Repeat every one of the records below line for line, without changing a single character.

--------------------------------

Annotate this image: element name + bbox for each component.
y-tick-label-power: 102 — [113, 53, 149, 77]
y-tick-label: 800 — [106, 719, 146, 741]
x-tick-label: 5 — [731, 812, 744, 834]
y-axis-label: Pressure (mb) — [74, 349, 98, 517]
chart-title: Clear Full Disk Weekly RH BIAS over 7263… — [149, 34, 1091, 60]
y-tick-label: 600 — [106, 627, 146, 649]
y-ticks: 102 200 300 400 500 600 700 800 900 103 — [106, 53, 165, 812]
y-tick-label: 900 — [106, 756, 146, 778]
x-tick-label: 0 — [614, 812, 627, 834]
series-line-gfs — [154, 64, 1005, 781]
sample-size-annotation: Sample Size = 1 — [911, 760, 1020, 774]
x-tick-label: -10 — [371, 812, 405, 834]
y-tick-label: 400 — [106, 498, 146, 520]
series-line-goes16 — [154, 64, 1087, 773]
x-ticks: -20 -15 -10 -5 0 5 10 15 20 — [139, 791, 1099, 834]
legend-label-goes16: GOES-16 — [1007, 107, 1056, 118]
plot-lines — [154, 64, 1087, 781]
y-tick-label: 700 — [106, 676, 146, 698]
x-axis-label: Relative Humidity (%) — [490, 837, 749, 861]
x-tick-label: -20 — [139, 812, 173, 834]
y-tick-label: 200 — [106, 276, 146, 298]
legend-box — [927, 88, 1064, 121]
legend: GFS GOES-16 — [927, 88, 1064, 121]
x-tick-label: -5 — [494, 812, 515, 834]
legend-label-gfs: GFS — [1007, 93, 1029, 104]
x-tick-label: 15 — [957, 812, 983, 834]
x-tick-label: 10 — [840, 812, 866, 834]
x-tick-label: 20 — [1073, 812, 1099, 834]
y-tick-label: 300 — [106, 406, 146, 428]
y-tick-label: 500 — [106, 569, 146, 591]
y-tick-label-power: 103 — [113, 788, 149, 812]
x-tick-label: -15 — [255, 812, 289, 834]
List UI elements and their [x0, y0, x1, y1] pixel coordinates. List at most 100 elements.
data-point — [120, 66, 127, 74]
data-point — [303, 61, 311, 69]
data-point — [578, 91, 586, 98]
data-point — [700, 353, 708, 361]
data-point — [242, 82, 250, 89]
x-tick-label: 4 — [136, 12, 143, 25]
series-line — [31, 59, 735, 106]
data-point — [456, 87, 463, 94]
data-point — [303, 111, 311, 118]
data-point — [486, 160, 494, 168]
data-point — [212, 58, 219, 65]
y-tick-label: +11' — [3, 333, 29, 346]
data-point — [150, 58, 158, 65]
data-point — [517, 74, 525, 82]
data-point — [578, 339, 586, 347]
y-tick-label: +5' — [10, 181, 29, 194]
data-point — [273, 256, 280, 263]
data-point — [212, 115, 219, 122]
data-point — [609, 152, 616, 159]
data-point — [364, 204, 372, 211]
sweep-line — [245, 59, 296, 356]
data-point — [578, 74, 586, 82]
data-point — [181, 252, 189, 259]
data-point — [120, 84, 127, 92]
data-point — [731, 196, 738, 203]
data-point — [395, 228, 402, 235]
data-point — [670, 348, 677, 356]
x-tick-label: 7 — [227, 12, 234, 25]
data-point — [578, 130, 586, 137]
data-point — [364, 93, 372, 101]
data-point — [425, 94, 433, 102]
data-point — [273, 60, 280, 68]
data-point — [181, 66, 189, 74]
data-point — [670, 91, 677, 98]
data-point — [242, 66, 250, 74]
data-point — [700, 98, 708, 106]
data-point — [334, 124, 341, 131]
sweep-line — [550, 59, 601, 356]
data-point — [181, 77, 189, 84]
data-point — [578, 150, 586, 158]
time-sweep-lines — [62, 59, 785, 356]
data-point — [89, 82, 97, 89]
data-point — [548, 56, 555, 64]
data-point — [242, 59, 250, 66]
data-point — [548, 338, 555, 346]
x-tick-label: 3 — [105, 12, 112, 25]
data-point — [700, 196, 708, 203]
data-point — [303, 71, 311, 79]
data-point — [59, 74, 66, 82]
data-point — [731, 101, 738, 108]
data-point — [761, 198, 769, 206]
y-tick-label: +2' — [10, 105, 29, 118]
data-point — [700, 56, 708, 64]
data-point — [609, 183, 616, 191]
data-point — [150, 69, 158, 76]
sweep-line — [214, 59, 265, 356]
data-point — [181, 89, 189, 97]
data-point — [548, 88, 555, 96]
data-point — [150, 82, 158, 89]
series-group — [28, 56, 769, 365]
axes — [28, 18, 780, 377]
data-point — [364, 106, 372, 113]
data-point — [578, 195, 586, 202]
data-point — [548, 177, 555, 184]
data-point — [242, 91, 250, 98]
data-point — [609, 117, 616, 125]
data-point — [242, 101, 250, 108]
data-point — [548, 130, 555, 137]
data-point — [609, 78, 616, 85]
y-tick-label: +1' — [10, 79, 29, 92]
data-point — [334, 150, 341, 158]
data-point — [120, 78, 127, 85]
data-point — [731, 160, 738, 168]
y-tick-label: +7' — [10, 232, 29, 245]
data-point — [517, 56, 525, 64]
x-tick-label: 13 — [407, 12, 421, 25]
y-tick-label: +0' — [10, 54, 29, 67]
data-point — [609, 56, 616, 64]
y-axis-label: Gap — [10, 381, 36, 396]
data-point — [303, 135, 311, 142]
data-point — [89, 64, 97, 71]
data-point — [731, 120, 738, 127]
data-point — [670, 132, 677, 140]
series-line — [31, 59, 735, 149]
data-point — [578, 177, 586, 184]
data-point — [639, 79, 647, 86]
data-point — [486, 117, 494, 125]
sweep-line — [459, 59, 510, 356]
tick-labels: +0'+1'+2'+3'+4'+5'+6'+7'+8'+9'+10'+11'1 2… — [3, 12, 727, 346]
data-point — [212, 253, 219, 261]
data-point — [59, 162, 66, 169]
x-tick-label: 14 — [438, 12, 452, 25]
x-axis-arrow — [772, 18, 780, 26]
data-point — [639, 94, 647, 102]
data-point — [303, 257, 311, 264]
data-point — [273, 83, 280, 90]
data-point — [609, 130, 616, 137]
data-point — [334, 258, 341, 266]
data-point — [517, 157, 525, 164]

--------------------------------

Completed exercise:
Annotate this image: element name + bbox for each component.
y-tick-label-power: 102 — [113, 53, 149, 77]
y-tick-label: 800 — [106, 719, 146, 741]
x-tick-label: 5 — [731, 812, 744, 834]
y-axis-label: Pressure (mb) — [74, 349, 98, 517]
chart-title: Clear Full Disk Weekly RH BIAS over 7263… — [149, 34, 1091, 60]
y-tick-label: 600 — [106, 627, 146, 649]
y-ticks: 102 200 300 400 500 600 700 800 900 103 — [106, 53, 165, 812]
y-tick-label: 900 — [106, 756, 146, 778]
x-tick-label: 0 — [614, 812, 627, 834]
series-line-gfs — [154, 64, 1005, 781]
sample-size-annotation: Sample Size = 1 — [911, 760, 1020, 774]
x-tick-label: -10 — [371, 812, 405, 834]
y-tick-label: 400 — [106, 498, 146, 520]
series-line-goes16 — [154, 64, 1087, 773]
x-ticks: -20 -15 -10 -5 0 5 10 15 20 — [139, 791, 1099, 834]
legend-label-goes16: GOES-16 — [1007, 107, 1056, 118]
plot-lines — [154, 64, 1087, 781]
y-tick-label: 700 — [106, 676, 146, 698]
x-axis-label: Relative Humidity (%) — [490, 837, 749, 861]
x-tick-label: -20 — [139, 812, 173, 834]
y-tick-label: 200 — [106, 276, 146, 298]
legend-box — [927, 88, 1064, 121]
legend: GFS GOES-16 — [927, 88, 1064, 121]
x-tick-label: -5 — [494, 812, 515, 834]
legend-label-gfs: GFS — [1007, 93, 1029, 104]
x-tick-label: 15 — [957, 812, 983, 834]
x-tick-label: 10 — [840, 812, 866, 834]
x-tick-label: 20 — [1073, 812, 1099, 834]
y-tick-label: 300 — [106, 406, 146, 428]
y-tick-label: 500 — [106, 569, 146, 591]
y-tick-label-power: 103 — [113, 788, 149, 812]
x-tick-label: -15 — [255, 812, 289, 834]
List UI elements and their [x0, y0, x1, y1] pixel coordinates. List at most 100 elements.
data-point — [120, 66, 127, 74]
data-point — [303, 61, 311, 69]
data-point — [578, 91, 586, 98]
data-point — [700, 353, 708, 361]
data-point — [242, 82, 250, 89]
x-tick-label: 4 — [136, 12, 143, 25]
series-line — [31, 59, 735, 106]
data-point — [456, 87, 463, 94]
data-point — [303, 111, 311, 118]
data-point — [486, 160, 494, 168]
data-point — [212, 58, 219, 65]
y-tick-label: +11' — [3, 333, 29, 346]
data-point — [150, 58, 158, 65]
data-point — [517, 74, 525, 82]
data-point — [578, 339, 586, 347]
y-tick-label: +5' — [10, 181, 29, 194]
data-point — [273, 256, 280, 263]
data-point — [212, 115, 219, 122]
data-point — [609, 152, 616, 159]
data-point — [364, 204, 372, 211]
sweep-line — [245, 59, 296, 356]
data-point — [578, 74, 586, 82]
data-point — [181, 252, 189, 259]
data-point — [120, 84, 127, 92]
data-point — [731, 196, 738, 203]
data-point — [395, 228, 402, 235]
data-point — [670, 348, 677, 356]
x-tick-label: 7 — [227, 12, 234, 25]
data-point — [578, 130, 586, 137]
data-point — [364, 93, 372, 101]
data-point — [425, 94, 433, 102]
data-point — [273, 60, 280, 68]
data-point — [181, 66, 189, 74]
data-point — [670, 91, 677, 98]
data-point — [242, 66, 250, 74]
data-point — [700, 98, 708, 106]
data-point — [334, 124, 341, 131]
sweep-line — [550, 59, 601, 356]
data-point — [181, 77, 189, 84]
data-point — [578, 150, 586, 158]
time-sweep-lines — [62, 59, 785, 356]
data-point — [89, 82, 97, 89]
data-point — [548, 56, 555, 64]
data-point — [242, 59, 250, 66]
data-point — [548, 338, 555, 346]
x-tick-label: 3 — [105, 12, 112, 25]
data-point — [700, 196, 708, 203]
data-point — [303, 71, 311, 79]
data-point — [59, 74, 66, 82]
data-point — [731, 101, 738, 108]
data-point — [761, 198, 769, 206]
y-tick-label: +2' — [10, 105, 29, 118]
data-point — [700, 56, 708, 64]
data-point — [609, 183, 616, 191]
data-point — [150, 69, 158, 76]
sweep-line — [214, 59, 265, 356]
data-point — [181, 89, 189, 97]
data-point — [548, 88, 555, 96]
data-point — [150, 82, 158, 89]
series-group — [28, 56, 769, 365]
axes — [28, 18, 780, 377]
data-point — [364, 106, 372, 113]
data-point — [578, 195, 586, 202]
data-point — [548, 177, 555, 184]
data-point — [242, 91, 250, 98]
data-point — [609, 117, 616, 125]
data-point — [242, 101, 250, 108]
data-point — [548, 130, 555, 137]
data-point — [609, 78, 616, 85]
y-tick-label: +1' — [10, 79, 29, 92]
data-point — [334, 150, 341, 158]
data-point — [120, 78, 127, 85]
data-point — [731, 160, 738, 168]
y-tick-label: +7' — [10, 232, 29, 245]
data-point — [517, 56, 525, 64]
x-tick-label: 13 — [407, 12, 421, 25]
y-tick-label: +0' — [10, 54, 29, 67]
data-point — [609, 56, 616, 64]
y-axis-label: Gap — [10, 381, 36, 396]
data-point — [303, 135, 311, 142]
data-point — [89, 64, 97, 71]
data-point — [731, 120, 738, 127]
data-point — [670, 132, 677, 140]
series-line — [31, 59, 735, 149]
data-point — [578, 177, 586, 184]
data-point — [639, 79, 647, 86]
data-point — [486, 117, 494, 125]
sweep-line — [459, 59, 510, 356]
tick-labels: +0'+1'+2'+3'+4'+5'+6'+7'+8'+9'+10'+11'1 2… — [3, 12, 727, 346]
data-point — [212, 253, 219, 261]
data-point — [59, 162, 66, 169]
x-tick-label: 14 — [438, 12, 452, 25]
x-axis-arrow — [772, 18, 780, 26]
data-point — [639, 94, 647, 102]
data-point — [303, 257, 311, 264]
data-point — [273, 83, 280, 90]
data-point — [609, 130, 616, 137]
data-point — [334, 258, 341, 266]
data-point — [517, 157, 525, 164]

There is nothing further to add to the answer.